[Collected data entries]
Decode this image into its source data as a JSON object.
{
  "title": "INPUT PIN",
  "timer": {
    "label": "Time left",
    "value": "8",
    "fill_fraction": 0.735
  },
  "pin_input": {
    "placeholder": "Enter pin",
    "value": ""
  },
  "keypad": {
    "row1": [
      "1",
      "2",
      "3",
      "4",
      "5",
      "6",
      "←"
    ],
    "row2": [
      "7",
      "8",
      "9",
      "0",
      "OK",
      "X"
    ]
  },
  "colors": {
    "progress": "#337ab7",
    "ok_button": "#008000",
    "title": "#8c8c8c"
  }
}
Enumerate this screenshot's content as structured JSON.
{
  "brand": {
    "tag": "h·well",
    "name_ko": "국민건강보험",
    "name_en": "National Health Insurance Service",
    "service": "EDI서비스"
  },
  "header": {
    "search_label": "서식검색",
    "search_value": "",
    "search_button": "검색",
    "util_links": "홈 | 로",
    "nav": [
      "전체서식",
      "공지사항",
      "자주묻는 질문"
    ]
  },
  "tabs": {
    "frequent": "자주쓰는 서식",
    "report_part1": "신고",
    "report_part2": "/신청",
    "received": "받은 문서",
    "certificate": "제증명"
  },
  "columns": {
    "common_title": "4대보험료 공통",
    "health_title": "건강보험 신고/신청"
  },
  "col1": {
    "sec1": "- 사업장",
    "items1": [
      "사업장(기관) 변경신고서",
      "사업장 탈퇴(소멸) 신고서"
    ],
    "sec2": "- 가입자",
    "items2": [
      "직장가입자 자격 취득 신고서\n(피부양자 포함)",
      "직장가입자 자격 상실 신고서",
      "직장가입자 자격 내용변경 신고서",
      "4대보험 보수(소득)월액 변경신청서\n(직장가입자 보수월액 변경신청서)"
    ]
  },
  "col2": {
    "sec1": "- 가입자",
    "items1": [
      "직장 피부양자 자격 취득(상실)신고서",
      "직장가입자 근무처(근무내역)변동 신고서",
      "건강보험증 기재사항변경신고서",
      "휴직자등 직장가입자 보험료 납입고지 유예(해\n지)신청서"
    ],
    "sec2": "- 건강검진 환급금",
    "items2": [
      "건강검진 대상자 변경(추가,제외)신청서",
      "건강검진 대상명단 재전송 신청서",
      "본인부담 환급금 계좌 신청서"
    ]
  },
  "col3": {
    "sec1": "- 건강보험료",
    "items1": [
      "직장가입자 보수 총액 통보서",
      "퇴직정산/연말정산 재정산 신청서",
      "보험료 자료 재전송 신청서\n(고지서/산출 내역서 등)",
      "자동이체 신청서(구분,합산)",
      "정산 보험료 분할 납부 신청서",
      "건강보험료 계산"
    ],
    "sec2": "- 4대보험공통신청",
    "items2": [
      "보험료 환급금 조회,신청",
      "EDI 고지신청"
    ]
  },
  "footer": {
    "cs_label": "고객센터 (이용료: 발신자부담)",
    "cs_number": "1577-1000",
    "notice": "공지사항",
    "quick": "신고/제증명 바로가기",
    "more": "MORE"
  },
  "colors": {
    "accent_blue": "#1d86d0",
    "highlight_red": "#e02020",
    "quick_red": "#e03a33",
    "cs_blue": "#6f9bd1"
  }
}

Instructions for the task:
Return every line of the material exactly.

Response to this task:
Decode this image into its source data as a JSON object.
{
  "title": "INPUT PIN",
  "timer": {
    "label": "Time left",
    "value": "8",
    "fill_fraction": 0.735
  },
  "pin_input": {
    "placeholder": "Enter pin",
    "value": ""
  },
  "keypad": {
    "row1": [
      "1",
      "2",
      "3",
      "4",
      "5",
      "6",
      "←"
    ],
    "row2": [
      "7",
      "8",
      "9",
      "0",
      "OK",
      "X"
    ]
  },
  "colors": {
    "progress": "#337ab7",
    "ok_button": "#008000",
    "title": "#8c8c8c"
  }
}
Enumerate this screenshot's content as structured JSON.
{
  "brand": {
    "tag": "h·well",
    "name_ko": "국민건강보험",
    "name_en": "National Health Insurance Service",
    "service": "EDI서비스"
  },
  "header": {
    "search_label": "서식검색",
    "search_value": "",
    "search_button": "검색",
    "util_links": "홈 | 로",
    "nav": [
      "전체서식",
      "공지사항",
      "자주묻는 질문"
    ]
  },
  "tabs": {
    "frequent": "자주쓰는 서식",
    "report_part1": "신고",
    "report_part2": "/신청",
    "received": "받은 문서",
    "certificate": "제증명"
  },
  "columns": {
    "common_title": "4대보험료 공통",
    "health_title": "건강보험 신고/신청"
  },
  "col1": {
    "sec1": "- 사업장",
    "items1": [
      "사업장(기관) 변경신고서",
      "사업장 탈퇴(소멸) 신고서"
    ],
    "sec2": "- 가입자",
    "items2": [
      "직장가입자 자격 취득 신고서\n(피부양자 포함)",
      "직장가입자 자격 상실 신고서",
      "직장가입자 자격 내용변경 신고서",
      "4대보험 보수(소득)월액 변경신청서\n(직장가입자 보수월액 변경신청서)"
    ]
  },
  "col2": {
    "sec1": "- 가입자",
    "items1": [
      "직장 피부양자 자격 취득(상실)신고서",
      "직장가입자 근무처(근무내역)변동 신고서",
      "건강보험증 기재사항변경신고서",
      "휴직자등 직장가입자 보험료 납입고지 유예(해\n지)신청서"
    ],
    "sec2": "- 건강검진 환급금",
    "items2": [
      "건강검진 대상자 변경(추가,제외)신청서",
      "건강검진 대상명단 재전송 신청서",
      "본인부담 환급금 계좌 신청서"
    ]
  },
  "col3": {
    "sec1": "- 건강보험료",
    "items1": [
      "직장가입자 보수 총액 통보서",
      "퇴직정산/연말정산 재정산 신청서",
      "보험료 자료 재전송 신청서\n(고지서/산출 내역서 등)",
      "자동이체 신청서(구분,합산)",
      "정산 보험료 분할 납부 신청서",
      "건강보험료 계산"
    ],
    "sec2": "- 4대보험공통신청",
    "items2": [
      "보험료 환급금 조회,신청",
      "EDI 고지신청"
    ]
  },
  "footer": {
    "cs_label": "고객센터 (이용료: 발신자부담)",
    "cs_number": "1577-1000",
    "notice": "공지사항",
    "quick": "신고/제증명 바로가기",
    "more": "MORE"
  },
  "colors": {
    "accent_blue": "#1d86d0",
    "highlight_red": "#e02020",
    "quick_red": "#e03a33",
    "cs_blue": "#6f9bd1"
  }
}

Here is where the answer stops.